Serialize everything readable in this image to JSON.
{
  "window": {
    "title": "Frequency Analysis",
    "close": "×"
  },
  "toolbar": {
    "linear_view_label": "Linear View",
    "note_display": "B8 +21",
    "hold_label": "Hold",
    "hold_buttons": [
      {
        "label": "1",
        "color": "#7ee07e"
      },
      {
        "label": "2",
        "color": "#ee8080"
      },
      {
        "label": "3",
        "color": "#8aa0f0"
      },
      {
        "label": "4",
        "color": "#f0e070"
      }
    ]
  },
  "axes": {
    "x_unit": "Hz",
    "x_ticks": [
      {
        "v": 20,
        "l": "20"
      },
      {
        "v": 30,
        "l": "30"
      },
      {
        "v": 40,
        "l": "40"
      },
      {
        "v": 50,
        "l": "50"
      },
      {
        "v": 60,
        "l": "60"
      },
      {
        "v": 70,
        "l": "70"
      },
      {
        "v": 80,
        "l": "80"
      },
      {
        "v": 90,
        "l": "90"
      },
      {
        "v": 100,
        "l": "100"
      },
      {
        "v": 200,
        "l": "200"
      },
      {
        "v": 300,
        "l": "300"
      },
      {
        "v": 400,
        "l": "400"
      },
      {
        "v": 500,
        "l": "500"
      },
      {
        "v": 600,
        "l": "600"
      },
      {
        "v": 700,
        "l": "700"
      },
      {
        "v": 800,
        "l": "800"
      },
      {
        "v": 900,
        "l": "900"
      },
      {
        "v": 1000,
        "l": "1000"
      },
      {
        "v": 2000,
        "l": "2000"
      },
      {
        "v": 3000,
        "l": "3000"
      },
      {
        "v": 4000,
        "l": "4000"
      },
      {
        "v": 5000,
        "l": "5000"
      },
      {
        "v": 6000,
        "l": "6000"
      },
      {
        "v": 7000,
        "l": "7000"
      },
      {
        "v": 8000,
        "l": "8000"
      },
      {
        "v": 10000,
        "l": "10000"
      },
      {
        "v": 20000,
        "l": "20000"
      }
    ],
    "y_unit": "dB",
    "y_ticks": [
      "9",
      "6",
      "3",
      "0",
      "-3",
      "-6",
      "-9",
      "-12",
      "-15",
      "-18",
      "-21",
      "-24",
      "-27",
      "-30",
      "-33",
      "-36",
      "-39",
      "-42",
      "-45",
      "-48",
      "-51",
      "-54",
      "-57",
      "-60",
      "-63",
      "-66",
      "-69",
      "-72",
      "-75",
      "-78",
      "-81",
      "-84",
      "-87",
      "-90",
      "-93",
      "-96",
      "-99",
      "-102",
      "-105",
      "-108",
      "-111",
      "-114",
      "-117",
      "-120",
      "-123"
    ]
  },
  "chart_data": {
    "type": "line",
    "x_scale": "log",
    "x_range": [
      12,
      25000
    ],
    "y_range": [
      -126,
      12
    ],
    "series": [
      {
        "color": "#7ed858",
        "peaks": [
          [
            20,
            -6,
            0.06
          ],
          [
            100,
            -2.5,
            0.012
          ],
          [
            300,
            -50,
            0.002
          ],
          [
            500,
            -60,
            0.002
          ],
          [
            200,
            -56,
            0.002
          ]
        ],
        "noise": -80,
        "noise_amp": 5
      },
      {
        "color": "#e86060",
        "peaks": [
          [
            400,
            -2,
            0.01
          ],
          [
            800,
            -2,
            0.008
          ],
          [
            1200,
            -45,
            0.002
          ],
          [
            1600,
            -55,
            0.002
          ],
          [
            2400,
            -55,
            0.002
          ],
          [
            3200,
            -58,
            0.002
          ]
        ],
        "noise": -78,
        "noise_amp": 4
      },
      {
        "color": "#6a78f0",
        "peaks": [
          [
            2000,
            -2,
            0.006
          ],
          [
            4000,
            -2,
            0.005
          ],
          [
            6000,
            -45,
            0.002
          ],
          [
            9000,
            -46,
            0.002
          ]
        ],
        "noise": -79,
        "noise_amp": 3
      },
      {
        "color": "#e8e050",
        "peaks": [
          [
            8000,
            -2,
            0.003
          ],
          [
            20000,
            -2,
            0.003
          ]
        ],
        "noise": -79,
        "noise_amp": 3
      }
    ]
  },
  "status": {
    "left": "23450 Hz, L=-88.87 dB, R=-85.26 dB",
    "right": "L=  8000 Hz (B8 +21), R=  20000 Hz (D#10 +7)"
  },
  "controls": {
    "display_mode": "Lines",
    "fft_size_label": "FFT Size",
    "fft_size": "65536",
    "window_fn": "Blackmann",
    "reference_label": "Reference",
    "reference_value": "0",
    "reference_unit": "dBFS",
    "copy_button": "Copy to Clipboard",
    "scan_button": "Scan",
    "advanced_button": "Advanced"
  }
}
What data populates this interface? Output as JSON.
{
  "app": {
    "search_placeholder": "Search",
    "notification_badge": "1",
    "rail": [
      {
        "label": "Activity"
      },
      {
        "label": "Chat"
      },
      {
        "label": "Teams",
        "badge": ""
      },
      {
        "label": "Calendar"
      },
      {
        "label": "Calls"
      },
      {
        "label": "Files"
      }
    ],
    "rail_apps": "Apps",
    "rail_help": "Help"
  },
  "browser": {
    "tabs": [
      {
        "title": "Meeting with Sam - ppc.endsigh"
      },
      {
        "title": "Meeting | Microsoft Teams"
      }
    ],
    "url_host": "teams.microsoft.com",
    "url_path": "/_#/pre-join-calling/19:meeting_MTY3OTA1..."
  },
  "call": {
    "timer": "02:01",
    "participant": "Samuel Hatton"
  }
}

════════════════════

▸ **BRIEF**
Output the entries exactly.

▸ **EXERCISE RESPONSE**
Serialize everything readable in this image to JSON.
{
  "window": {
    "title": "Frequency Analysis",
    "close": "×"
  },
  "toolbar": {
    "linear_view_label": "Linear View",
    "note_display": "B8 +21",
    "hold_label": "Hold",
    "hold_buttons": [
      {
        "label": "1",
        "color": "#7ee07e"
      },
      {
        "label": "2",
        "color": "#ee8080"
      },
      {
        "label": "3",
        "color": "#8aa0f0"
      },
      {
        "label": "4",
        "color": "#f0e070"
      }
    ]
  },
  "axes": {
    "x_unit": "Hz",
    "x_ticks": [
      {
        "v": 20,
        "l": "20"
      },
      {
        "v": 30,
        "l": "30"
      },
      {
        "v": 40,
        "l": "40"
      },
      {
        "v": 50,
        "l": "50"
      },
      {
        "v": 60,
        "l": "60"
      },
      {
        "v": 70,
        "l": "70"
      },
      {
        "v": 80,
        "l": "80"
      },
      {
        "v": 90,
        "l": "90"
      },
      {
        "v": 100,
        "l": "100"
      },
      {
        "v": 200,
        "l": "200"
      },
      {
        "v": 300,
        "l": "300"
      },
      {
        "v": 400,
        "l": "400"
      },
      {
        "v": 500,
        "l": "500"
      },
      {
        "v": 600,
        "l": "600"
      },
      {
        "v": 700,
        "l": "700"
      },
      {
        "v": 800,
        "l": "800"
      },
      {
        "v": 900,
        "l": "900"
      },
      {
        "v": 1000,
        "l": "1000"
      },
      {
        "v": 2000,
        "l": "2000"
      },
      {
        "v": 3000,
        "l": "3000"
      },
      {
        "v": 4000,
        "l": "4000"
      },
      {
        "v": 5000,
        "l": "5000"
      },
      {
        "v": 6000,
        "l": "6000"
      },
      {
        "v": 7000,
        "l": "7000"
      },
      {
        "v": 8000,
        "l": "8000"
      },
      {
        "v": 10000,
        "l": "10000"
      },
      {
        "v": 20000,
        "l": "20000"
      }
    ],
    "y_unit": "dB",
    "y_ticks": [
      "9",
      "6",
      "3",
      "0",
      "-3",
      "-6",
      "-9",
      "-12",
      "-15",
      "-18",
      "-21",
      "-24",
      "-27",
      "-30",
      "-33",
      "-36",
      "-39",
      "-42",
      "-45",
      "-48",
      "-51",
      "-54",
      "-57",
      "-60",
      "-63",
      "-66",
      "-69",
      "-72",
      "-75",
      "-78",
      "-81",
      "-84",
      "-87",
      "-90",
      "-93",
      "-96",
      "-99",
      "-102",
      "-105",
      "-108",
      "-111",
      "-114",
      "-117",
      "-120",
      "-123"
    ]
  },
  "chart_data": {
    "type": "line",
    "x_scale": "log",
    "x_range": [
      12,
      25000
    ],
    "y_range": [
      -126,
      12
    ],
    "series": [
      {
        "color": "#7ed858",
        "peaks": [
          [
            20,
            -6,
            0.06
          ],
          [
            100,
            -2.5,
            0.012
          ],
          [
            300,
            -50,
            0.002
          ],
          [
            500,
            -60,
            0.002
          ],
          [
            200,
            -56,
            0.002
          ]
        ],
        "noise": -80,
        "noise_amp": 5
      },
      {
        "color": "#e86060",
        "peaks": [
          [
            400,
            -2,
            0.01
          ],
          [
            800,
            -2,
            0.008
          ],
          [
            1200,
            -45,
            0.002
          ],
          [
            1600,
            -55,
            0.002
          ],
          [
            2400,
            -55,
            0.002
          ],
          [
            3200,
            -58,
            0.002
          ]
        ],
        "noise": -78,
        "noise_amp": 4
      },
      {
        "color": "#6a78f0",
        "peaks": [
          [
            2000,
            -2,
            0.006
          ],
          [
            4000,
            -2,
            0.005
          ],
          [
            6000,
            -45,
            0.002
          ],
          [
            9000,
            -46,
            0.002
          ]
        ],
        "noise": -79,
        "noise_amp": 3
      },
      {
        "color": "#e8e050",
        "peaks": [
          [
            8000,
            -2,
            0.003
          ],
          [
            20000,
            -2,
            0.003
          ]
        ],
        "noise": -79,
        "noise_amp": 3
      }
    ]
  },
  "status": {
    "left": "23450 Hz, L=-88.87 dB, R=-85.26 dB",
    "right": "L=  8000 Hz (B8 +21), R=  20000 Hz (D#10 +7)"
  },
  "controls": {
    "display_mode": "Lines",
    "fft_size_label": "FFT Size",
    "fft_size": "65536",
    "window_fn": "Blackmann",
    "reference_label": "Reference",
    "reference_value": "0",
    "reference_unit": "dBFS",
    "copy_button": "Copy to Clipboard",
    "scan_button": "Scan",
    "advanced_button": "Advanced"
  }
}
What data populates this interface? Output as JSON.
{
  "app": {
    "search_placeholder": "Search",
    "notification_badge": "1",
    "rail": [
      {
        "label": "Activity"
      },
      {
        "label": "Chat"
      },
      {
        "label": "Teams",
        "badge": ""
      },
      {
        "label": "Calendar"
      },
      {
        "label": "Calls"
      },
      {
        "label": "Files"
      }
    ],
    "rail_apps": "Apps",
    "rail_help": "Help"
  },
  "browser": {
    "tabs": [
      {
        "title": "Meeting with Sam - ppc.endsigh"
      },
      {
        "title": "Meeting | Microsoft Teams"
      }
    ],
    "url_host": "teams.microsoft.com",
    "url_path": "/_#/pre-join-calling/19:meeting_MTY3OTA1..."
  },
  "call": {
    "timer": "02:01",
    "participant": "Samuel Hatton"
  }
}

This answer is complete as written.